▸ Exercise prompt
Below is a block of records; reproduce all of them exactly and leave out any pictures.
● ● ● ● ●
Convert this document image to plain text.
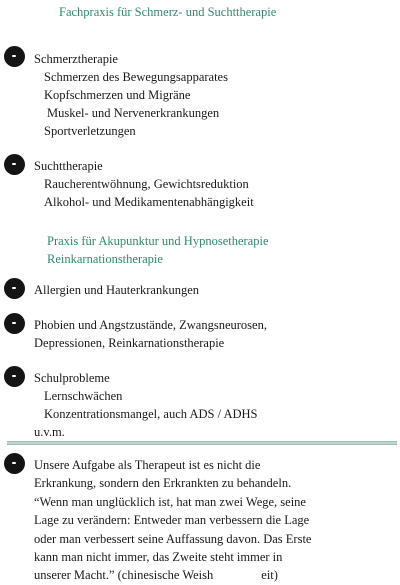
Fachpraxis für Schmerz- und Suchttherapie
Schmerztherapie
Schmerzen des Bewegungsapparates
Kopfschmerzen und Migräne
Muskel- und Nervenerkrankungen
Sportverletzungen
Suchttherapie
Raucherentwöhnung, Gewichtsreduktion
Alkohol- und Medikamentenabhängigkeit
Praxis für Akupunktur und Hypnosetherapie
Reinkarnationstherapie
Allergien und Hauterkrankungen
Phobien und Angstzustände, Zwangsneurosen,
Depressionen, Reinkarnationstherapie
Schulprobleme
Lernschwächen
Konzentrationsmangel, auch ADS / ADHS
u.v.m.
Unsere Aufgabe als Therapeut ist es nicht die
Erkrankung, sondern den Erkrankten zu behandeln.
“Wenn man unglücklich ist, hat man zwei Wege, seine
Lage zu verändern: Entweder man verbessern die Lage
oder man verbessert seine Auffassung davon. Das Erste
kann man nicht immer, das Zweite steht immer in
unserer Macht.” (chinesische Weish	eit)
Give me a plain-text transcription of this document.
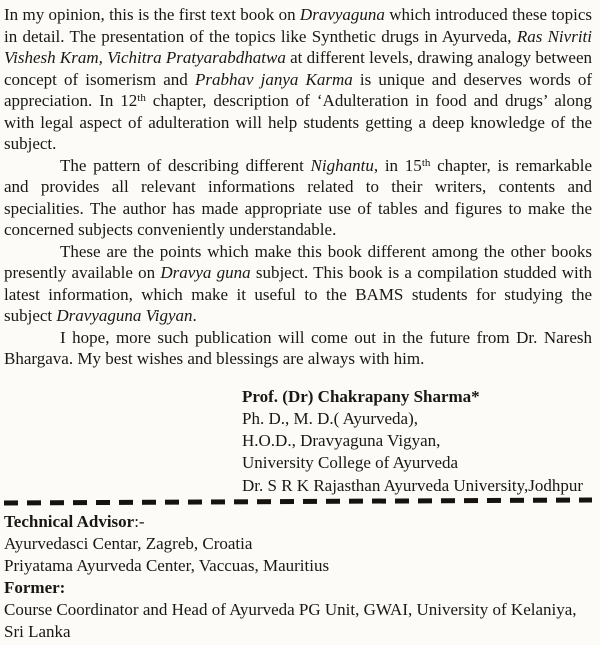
In my opinion, this is the first text book on Dravyaguna which introduced these topics in detail. The presentation of the topics like Synthetic drugs in Ayurveda, Ras Nivriti Vishesh Kram, Vichitra Pratyarabdhatwa at different levels, drawing analogy between concept of isomerism and Prabhav janya Karma is unique and deserves words of appreciation. In 12th chapter, description of ‘Adulteration in food and drugs’ along with legal aspect of adulteration will help students getting a deep knowledge of the subject.

The pattern of describing different Nighantu, in 15th chapter, is remarkable and provides all relevant informations related to their writers, contents and specialities. The author has made appropriate use of tables and figures to make the concerned subjects conveniently understandable.

These are the points which make this book different among the other books presently available on Dravya guna subject. This book is a compilation studded with latest information, which make it useful to the BAMS students for studying the subject Dravyaguna Vigyan.

I hope, more such publication will come out in the future from Dr. Naresh Bhargava. My best wishes and blessings are always with him.

Prof. (Dr) Chakrapany Sharma*

Ph. D., M. D.( Ayurveda),

H.O.D., Dravyaguna Vigyan,

University College of Ayurveda

Dr. S R K Rajasthan Ayurveda University,Jodhpur

Technical Advisor:-

Ayurvedasci Centar, Zagreb, Croatia

Priyatama Ayurveda Center, Vaccuas, Mauritius

Former:

Course Coordinator and Head of Ayurveda PG Unit, GWAI, University of Kelaniya, Sri Lanka
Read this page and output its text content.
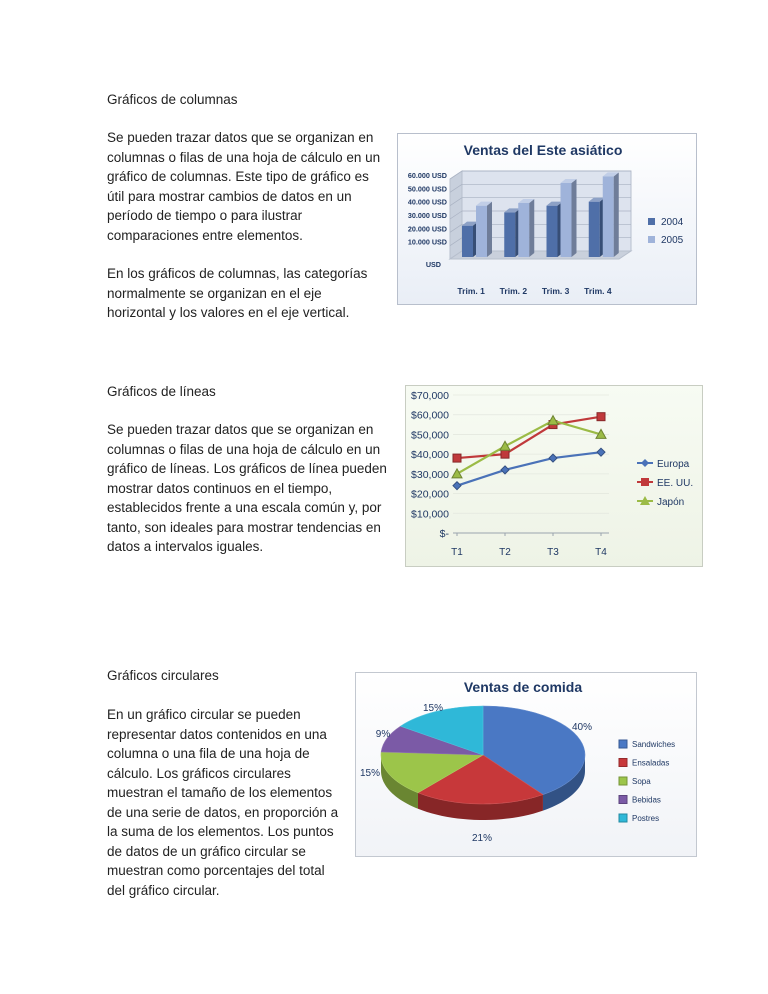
Gráficos de columnas
Se pueden trazar datos que se organizan en
columnas o filas de una hoja de cálculo en un
gráfico de columnas. Este tipo de gráfico es
útil para mostrar cambios de datos en un
período de tiempo o para ilustrar
comparaciones entre elementos.
En los gráficos de columnas, las categorías
normalmente se organizan en el eje
horizontal y los valores en el eje vertical.
Ventas del Este asiático
USD
10.000 USD
20.000 USD
30.000 USD
40.000 USD
50.000 USD
60.000 USD
Trim. 1 Trim. 2 Trim. 3 Trim. 4
2004
2005
Gráficos de líneas
Se pueden trazar datos que se organizan en
columnas o filas de una hoja de cálculo en un
gráfico de líneas. Los gráficos de línea pueden
mostrar datos continuos en el tiempo,
establecidos frente a una escala común y, por
tanto, son ideales para mostrar tendencias en
datos a intervalos iguales.
$-
$10,000
$20,000
$30,000
$40,000
$50,000
$60,000
$70,000
T1	T2	T3	T4
Europa
EE. UU.
Japón
Gráficos circulares
En un gráfico circular se pueden
representar datos contenidos en una
columna o una fila de una hoja de
cálculo. Los gráficos circulares
muestran el tamaño de los elementos
de una serie de datos, en proporción a
la suma de los elementos. Los puntos
de datos de un gráfico circular se
muestran como porcentajes del total
del gráfico circular.
Ventas de comida
40%
21%
15%
9%
15%
Sandwiches
Ensaladas
Sopa
Bebidas
Postres
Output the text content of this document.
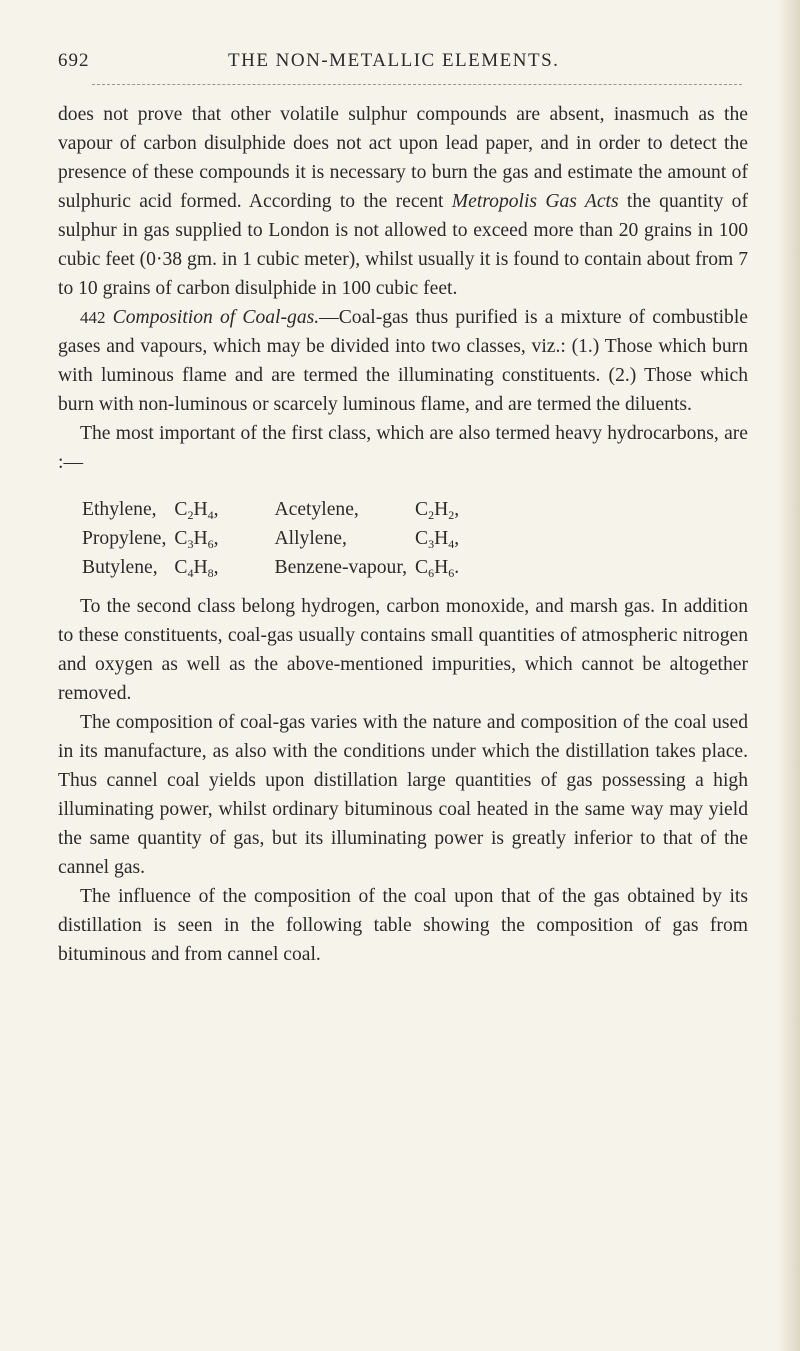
692	THE NON-METALLIC ELEMENTS.

does not prove that other volatile sulphur compounds are absent, inasmuch as the vapour of carbon disulphide does not act upon lead paper, and in order to detect the presence of these compounds it is necessary to burn the gas and estimate the amount of sulphuric acid formed. According to the recent Metropolis Gas Acts the quantity of sulphur in gas supplied to London is not allowed to exceed more than 20 grains in 100 cubic feet (0·38 gm. in 1 cubic meter), whilst usually it is found to contain about from 7 to 10 grains of carbon disulphide in 100 cubic feet.

442 Composition of Coal-gas.—Coal-gas thus purified is a mixture of combustible gases and vapours, which may be divided into two classes, viz.: (1.) Those which burn with luminous flame and are termed the illuminating constituents. (2.) Those which burn with non-luminous or scarcely luminous flame, and are termed the diluents.

The most important of the first class, which are also termed heavy hydrocarbons, are :—

Ethylene,	$C_2H_4$,	Acetylene,	$C_2H_2$,
Propylene,	$C_3H_6$,	Allylene,	$C_3H_4$,
Butylene,	$C_4H_8$,	Benzene-vapour,	$C_6H_6$.

To the second class belong hydrogen, carbon monoxide, and marsh gas. In addition to these constituents, coal-gas usually contains small quantities of atmospheric nitrogen and oxygen as well as the above-mentioned impurities, which cannot be altogether removed.

The composition of coal-gas varies with the nature and composition of the coal used in its manufacture, as also with the conditions under which the distillation takes place. Thus cannel coal yields upon distillation large quantities of gas possessing a high illuminating power, whilst ordinary bituminous coal heated in the same way may yield the same quantity of gas, but its illuminating power is greatly inferior to that of the cannel gas.

The influence of the composition of the coal upon that of the gas obtained by its distillation is seen in the following table showing the composition of gas from bituminous and from cannel coal.
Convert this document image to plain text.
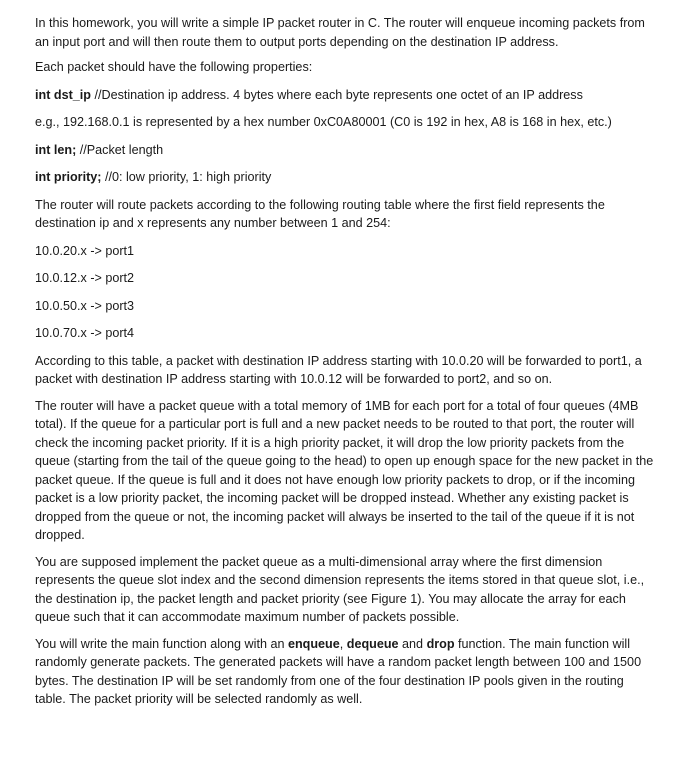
In this homework, you will write a simple IP packet router in C. The router will enqueue incoming packets from an input port and will then route them to output ports depending on the destination IP address.

Each packet should have the following properties:

int dst_ip //Destination ip address. 4 bytes where each byte represents one octet of an IP address

e.g., 192.168.0.1 is represented by a hex number 0xC0A80001 (C0 is 192 in hex, A8 is 168 in hex, etc.)

int len; //Packet length

int priority; //0: low priority, 1: high priority

The router will route packets according to the following routing table where the first field represents the destination ip and x represents any number between 1 and 254:

10.0.20.x -> port1

10.0.12.x -> port2

10.0.50.x -> port3

10.0.70.x -> port4

According to this table, a packet with destination IP address starting with 10.0.20 will be forwarded to port1, a packet with destination IP address starting with 10.0.12 will be forwarded to port2, and so on.

The router will have a packet queue with a total memory of 1MB for each port for a total of four queues (4MB total). If the queue for a particular port is full and a new packet needs to be routed to that port, the router will check the incoming packet priority. If it is a high priority packet, it will drop the low priority packets from the queue (starting from the tail of the queue going to the head) to open up enough space for the new packet in the packet queue. If the queue is full and it does not have enough low priority packets to drop, or if the incoming packet is a low priority packet, the incoming packet will be dropped instead. Whether any existing packet is dropped from the queue or not, the incoming packet will always be inserted to the tail of the queue if it is not dropped.

You are supposed implement the packet queue as a multi-dimensional array where the first dimension represents the queue slot index and the second dimension represents the items stored in that queue slot, i.e., the destination ip, the packet length and packet priority (see Figure 1). You may allocate the array for each queue such that it can accommodate maximum number of packets possible.

You will write the main function along with an enqueue, dequeue and drop function. The main function will randomly generate packets. The generated packets will have a random packet length between 100 and 1500 bytes. The destination IP will be set randomly from one of the four destination IP pools given in the routing table. The packet priority will be selected randomly as well.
● ● ● ● ●
▸ Output below
Convert this document image to plain text.
Fachpraxis für Schmerz- und Suchttherapie
Schmerztherapie
Schmerzen des Bewegungsapparates
Kopfschmerzen und Migräne
Muskel- und Nervenerkrankungen
Sportverletzungen
Suchttherapie
Raucherentwöhnung, Gewichtsreduktion
Alkohol- und Medikamentenabhängigkeit
Praxis für Akupunktur und Hypnosetherapie
Reinkarnationstherapie
Allergien und Hauterkrankungen
Phobien und Angstzustände, Zwangsneurosen,
Depressionen, Reinkarnationstherapie
Schulprobleme
Lernschwächen
Konzentrationsmangel, auch ADS / ADHS
u.v.m.
Unsere Aufgabe als Therapeut ist es nicht die
Erkrankung, sondern den Erkrankten zu behandeln.
“Wenn man unglücklich ist, hat man zwei Wege, seine
Lage zu verändern: Entweder man verbessern die Lage
oder man verbessert seine Auffassung davon. Das Erste
kann man nicht immer, das Zweite steht immer in
unserer Macht.” (chinesische Weish	eit)
Give me a plain-text transcription of this document.
In my opinion, this is the first text book on Dravyaguna which introduced these topics in detail. The presentation of the topics like Synthetic drugs in Ayurveda, Ras Nivriti Vishesh Kram, Vichitra Pratyarabdhatwa at different levels, drawing analogy between concept of isomerism and Prabhav janya Karma is unique and deserves words of appreciation. In 12th chapter, description of ‘Adulteration in food and drugs’ along with legal aspect of adulteration will help students getting a deep knowledge of the subject.

The pattern of describing different Nighantu, in 15th chapter, is remarkable and provides all relevant informations related to their writers, contents and specialities. The author has made appropriate use of tables and figures to make the concerned subjects conveniently understandable.

These are the points which make this book different among the other books presently available on Dravya guna subject. This book is a compilation studded with latest information, which make it useful to the BAMS students for studying the subject Dravyaguna Vigyan.

I hope, more such publication will come out in the future from Dr. Naresh Bhargava. My best wishes and blessings are always with him.

Prof. (Dr) Chakrapany Sharma*

Ph. D., M. D.( Ayurveda),

H.O.D., Dravyaguna Vigyan,

University College of Ayurveda

Dr. S R K Rajasthan Ayurveda University,Jodhpur

Technical Advisor:-

Ayurvedasci Centar, Zagreb, Croatia

Priyatama Ayurveda Center, Vaccuas, Mauritius

Former:

Course Coordinator and Head of Ayurveda PG Unit, GWAI, University of Kelaniya, Sri Lanka
Read this page and output its text content.
Gráficos de columnas
Se pueden trazar datos que se organizan en
columnas o filas de una hoja de cálculo en un
gráfico de columnas. Este tipo de gráfico es
útil para mostrar cambios de datos en un
período de tiempo o para ilustrar
comparaciones entre elementos.
En los gráficos de columnas, las categorías
normalmente se organizan en el eje
horizontal y los valores en el eje vertical.
Ventas del Este asiático
USD
10.000 USD
20.000 USD
30.000 USD
40.000 USD
50.000 USD
60.000 USD
Trim. 1 Trim. 2 Trim. 3 Trim. 4
2004
2005
Gráficos de líneas
Se pueden trazar datos que se organizan en
columnas o filas de una hoja de cálculo en un
gráfico de líneas. Los gráficos de línea pueden
mostrar datos continuos en el tiempo,
establecidos frente a una escala común y, por
tanto, son ideales para mostrar tendencias en
datos a intervalos iguales.
$-
$10,000
$20,000
$30,000
$40,000
$50,000
$60,000
$70,000
T1	T2	T3	T4
Europa
EE. UU.
Japón
Gráficos circulares
En un gráfico circular se pueden
representar datos contenidos en una
columna o una fila de una hoja de
cálculo. Los gráficos circulares
muestran el tamaño de los elementos
de una serie de datos, en proporción a
la suma de los elementos. Los puntos
de datos de un gráfico circular se
muestran como porcentajes del total
del gráfico circular.
Ventas de comida
40%
21%
15%
9%
15%
Sandwiches
Ensaladas
Sopa
Bebidas
Postres
Output the text content of this document.
692	THE NON-METALLIC ELEMENTS.

does not prove that other volatile sulphur compounds are absent, inasmuch as the vapour of carbon disulphide does not act upon lead paper, and in order to detect the presence of these compounds it is necessary to burn the gas and estimate the amount of sulphuric acid formed. According to the recent Metropolis Gas Acts the quantity of sulphur in gas supplied to London is not allowed to exceed more than 20 grains in 100 cubic feet (0·38 gm. in 1 cubic meter), whilst usually it is found to contain about from 7 to 10 grains of carbon disulphide in 100 cubic feet.

442 Composition of Coal-gas.—Coal-gas thus purified is a mixture of combustible gases and vapours, which may be divided into two classes, viz.: (1.) Those which burn with luminous flame and are termed the illuminating constituents. (2.) Those which burn with non-luminous or scarcely luminous flame, and are termed the diluents.

The most important of the first class, which are also termed heavy hydrocarbons, are :—

Ethylene,	$C_2H_4$,	Acetylene,	$C_2H_2$,
Propylene,	$C_3H_6$,	Allylene,	$C_3H_4$,
Butylene,	$C_4H_8$,	Benzene-vapour,	$C_6H_6$.

To the second class belong hydrogen, carbon monoxide, and marsh gas. In addition to these constituents, coal-gas usually contains small quantities of atmospheric nitrogen and oxygen as well as the above-mentioned impurities, which cannot be altogether removed.

The composition of coal-gas varies with the nature and composition of the coal used in its manufacture, as also with the conditions under which the distillation takes place. Thus cannel coal yields upon distillation large quantities of gas possessing a high illuminating power, whilst ordinary bituminous coal heated in the same way may yield the same quantity of gas, but its illuminating power is greatly inferior to that of the cannel gas.

The influence of the composition of the coal upon that of the gas obtained by its distillation is seen in the following table showing the composition of gas from bituminous and from cannel coal.
Convert this document image to plain text.
In this homework, you will write a simple IP packet router in C. The router will enqueue incoming packets from an input port and will then route them to output ports depending on the destination IP address.

Each packet should have the following properties:

int dst_ip //Destination ip address. 4 bytes where each byte represents one octet of an IP address

e.g., 192.168.0.1 is represented by a hex number 0xC0A80001 (C0 is 192 in hex, A8 is 168 in hex, etc.)

int len; //Packet length

int priority; //0: low priority, 1: high priority

The router will route packets according to the following routing table where the first field represents the destination ip and x represents any number between 1 and 254:

10.0.20.x -> port1

10.0.12.x -> port2

10.0.50.x -> port3

10.0.70.x -> port4

According to this table, a packet with destination IP address starting with 10.0.20 will be forwarded to port1, a packet with destination IP address starting with 10.0.12 will be forwarded to port2, and so on.

The router will have a packet queue with a total memory of 1MB for each port for a total of four queues (4MB total). If the queue for a particular port is full and a new packet needs to be routed to that port, the router will check the incoming packet priority. If it is a high priority packet, it will drop the low priority packets from the queue (starting from the tail of the queue going to the head) to open up enough space for the new packet in the packet queue. If the queue is full and it does not have enough low priority packets to drop, or if the incoming packet is a low priority packet, the incoming packet will be dropped instead. Whether any existing packet is dropped from the queue or not, the incoming packet will always be inserted to the tail of the queue if it is not dropped.

You are supposed implement the packet queue as a multi-dimensional array where the first dimension represents the queue slot index and the second dimension represents the items stored in that queue slot, i.e., the destination ip, the packet length and packet priority (see Figure 1). You may allocate the array for each queue such that it can accommodate maximum number of packets possible.

You will write the main function along with an enqueue, dequeue and drop function. The main function will randomly generate packets. The generated packets will have a random packet length between 100 and 1500 bytes. The destination IP will be set randomly from one of the four destination IP pools given in the routing table. The packet priority will be selected randomly as well.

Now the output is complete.